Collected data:
····················

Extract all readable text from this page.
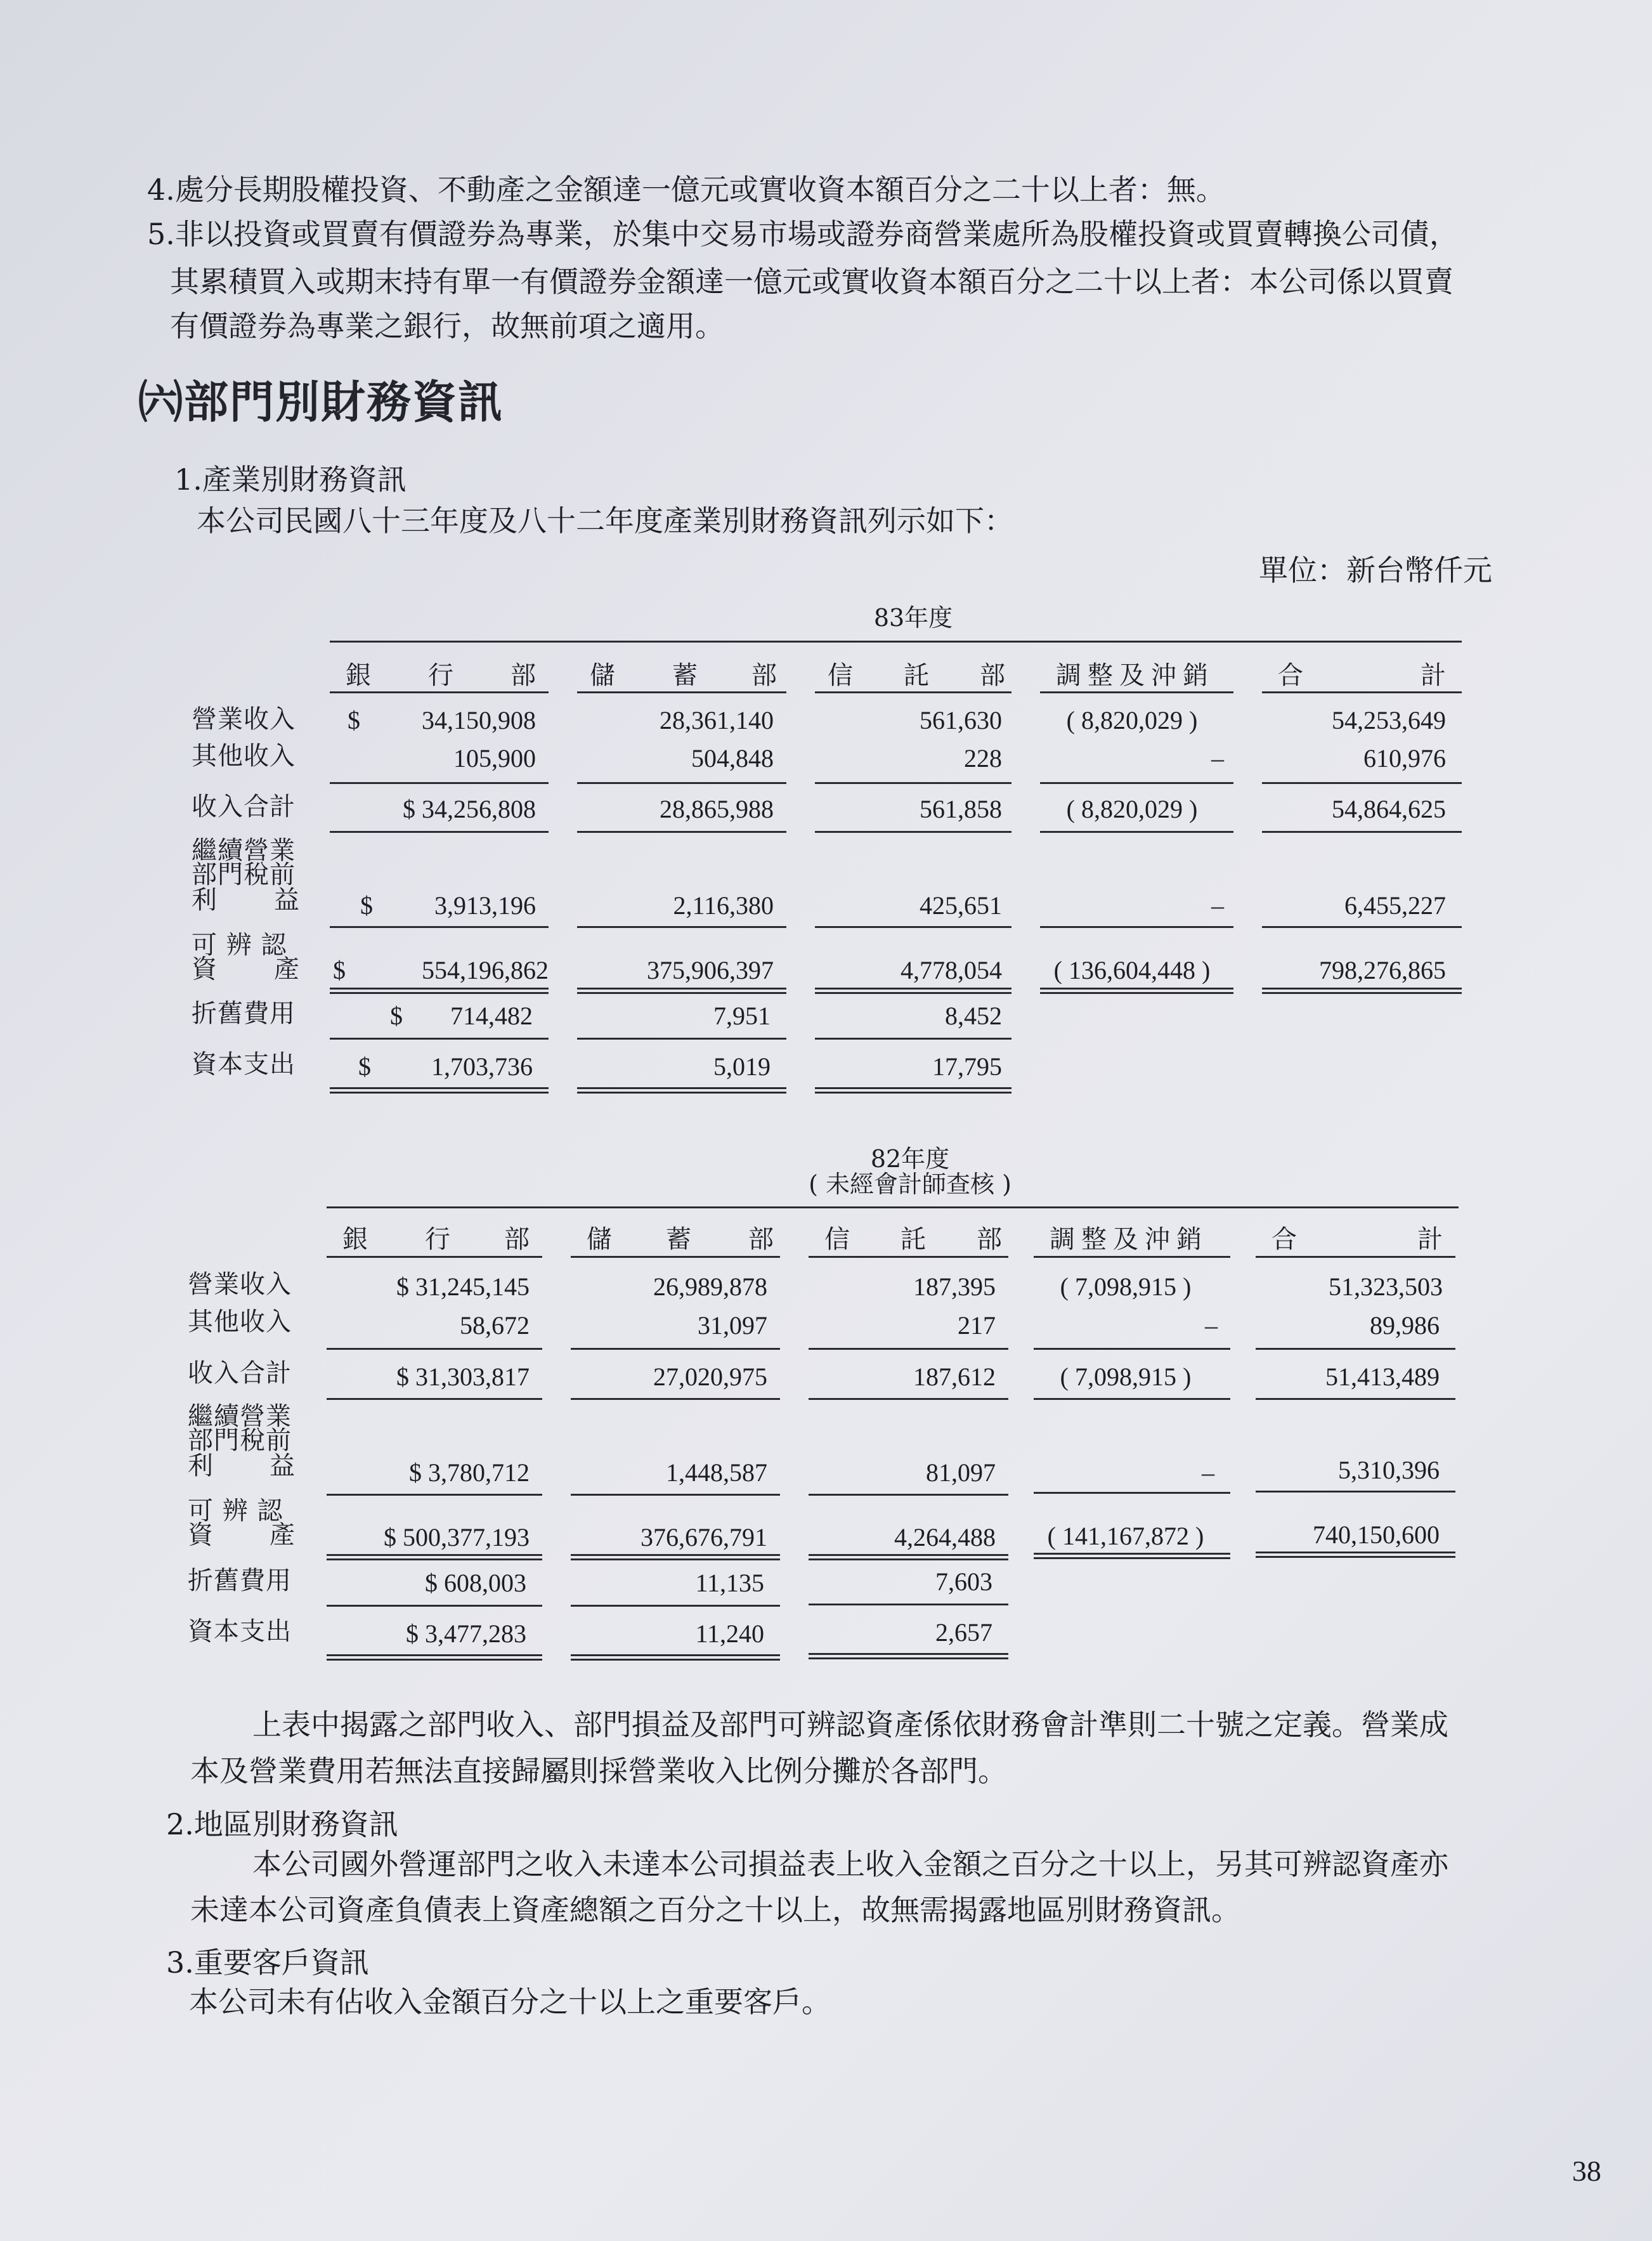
4.處分長期股權投資、不動產之金額達一億元或實收資本額百分之二十以上者：無。
5.非以投資或買賣有價證券為專業，於集中交易市場或證券商營業處所為股權投資或買賣轉換公司債，
其累積買入或期末持有單一有價證券金額達一億元或實收資本額百分之二十以上者：本公司係以買賣
有價證券為專業之銀行，故無前項之適用。
㈥部門別財務資訊
1.產業別財務資訊
本公司民國八十三年度及八十二年度產業別財務資訊列示如下：
單位：新台幣仟元
83年度
銀 行 部 儲 蓄 部 信 託 部 調整及沖銷	合	計
營業收入 $	34,150,908	28,361,140	561,630	( 8,820,029 )	54,253,649
其他收入	105,900	504,848	228	–	610,976
收入合計	$ 34,256,808	28,865,988	561,858	( 8,820,029 )	54,864,625
繼續營業
部門稅前
利 益 $	3,913,196	2,116,380	425,651	–	6,455,227
可 辨 認
資 產 $	554,196,862	375,906,397	4,778,054	( 136,604,448 )	798,276,865
折舊費用	$	714,482	7,951	8,452
資本支出 $	1,703,736	5,019	17,795
82年度
( 未經會計師查核 )
銀 行 部 儲 蓄 部 信 託 部 調整及沖銷	合	計
營業收入	$ 31,245,145	26,989,878	187,395	( 7,098,915 )	51,323,503
其他收入	58,672	31,097	217	–	89,986
收入合計	$ 31,303,817	27,020,975	187,612	( 7,098,915 )	51,413,489
繼續營業
部門稅前
利 益	$ 3,780,712	1,448,587	81,097	–	5,310,396
可 辨 認
資 產	$ 500,377,193	376,676,791	4,264,488	( 141,167,872 )	740,150,600
折舊費用	$ 608,003	11,135	7,603
資本支出	$ 3,477,283	11,240	2,657
上表中揭露之部門收入、部門損益及部門可辨認資產係依財務會計準則二十號之定義。營業成
本及營業費用若無法直接歸屬則採營業收入比例分攤於各部門。
2.地區別財務資訊
本公司國外營運部門之收入未達本公司損益表上收入金額之百分之十以上，另其可辨認資產亦
未達本公司資產負債表上資產總額之百分之十以上，故無需揭露地區別財務資訊。
3.重要客戶資訊
本公司未有佔收入金額百分之十以上之重要客戶。
38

····················

WHAT THE EXERCISE ASKS: Make an exact copy of the records above, with the pictures left out.

CORRECT ANSWER:
Extract all readable text from this page.
4.處分長期股權投資、不動產之金額達一億元或實收資本額百分之二十以上者：無。
5.非以投資或買賣有價證券為專業，於集中交易市場或證券商營業處所為股權投資或買賣轉換公司債，
其累積買入或期末持有單一有價證券金額達一億元或實收資本額百分之二十以上者：本公司係以買賣
有價證券為專業之銀行，故無前項之適用。
㈥部門別財務資訊
1.產業別財務資訊
本公司民國八十三年度及八十二年度產業別財務資訊列示如下：
單位：新台幣仟元
83年度
銀 行 部 儲 蓄 部 信 託 部 調整及沖銷	合	計
營業收入 $	34,150,908	28,361,140	561,630	( 8,820,029 )	54,253,649
其他收入	105,900	504,848	228	–	610,976
收入合計	$ 34,256,808	28,865,988	561,858	( 8,820,029 )	54,864,625
繼續營業
部門稅前
利 益 $	3,913,196	2,116,380	425,651	–	6,455,227
可 辨 認
資 產 $	554,196,862	375,906,397	4,778,054	( 136,604,448 )	798,276,865
折舊費用	$	714,482	7,951	8,452
資本支出 $	1,703,736	5,019	17,795
82年度
( 未經會計師查核 )
銀 行 部 儲 蓄 部 信 託 部 調整及沖銷	合	計
營業收入	$ 31,245,145	26,989,878	187,395	( 7,098,915 )	51,323,503
其他收入	58,672	31,097	217	–	89,986
收入合計	$ 31,303,817	27,020,975	187,612	( 7,098,915 )	51,413,489
繼續營業
部門稅前
利 益	$ 3,780,712	1,448,587	81,097	–	5,310,396
可 辨 認
資 產	$ 500,377,193	376,676,791	4,264,488	( 141,167,872 )	740,150,600
折舊費用	$ 608,003	11,135	7,603
資本支出	$ 3,477,283	11,240	2,657
上表中揭露之部門收入、部門損益及部門可辨認資產係依財務會計準則二十號之定義。營業成
本及營業費用若無法直接歸屬則採營業收入比例分攤於各部門。
2.地區別財務資訊
本公司國外營運部門之收入未達本公司損益表上收入金額之百分之十以上，另其可辨認資產亦
未達本公司資產負債表上資產總額之百分之十以上，故無需揭露地區別財務資訊。
3.重要客戶資訊
本公司未有佔收入金額百分之十以上之重要客戶。
38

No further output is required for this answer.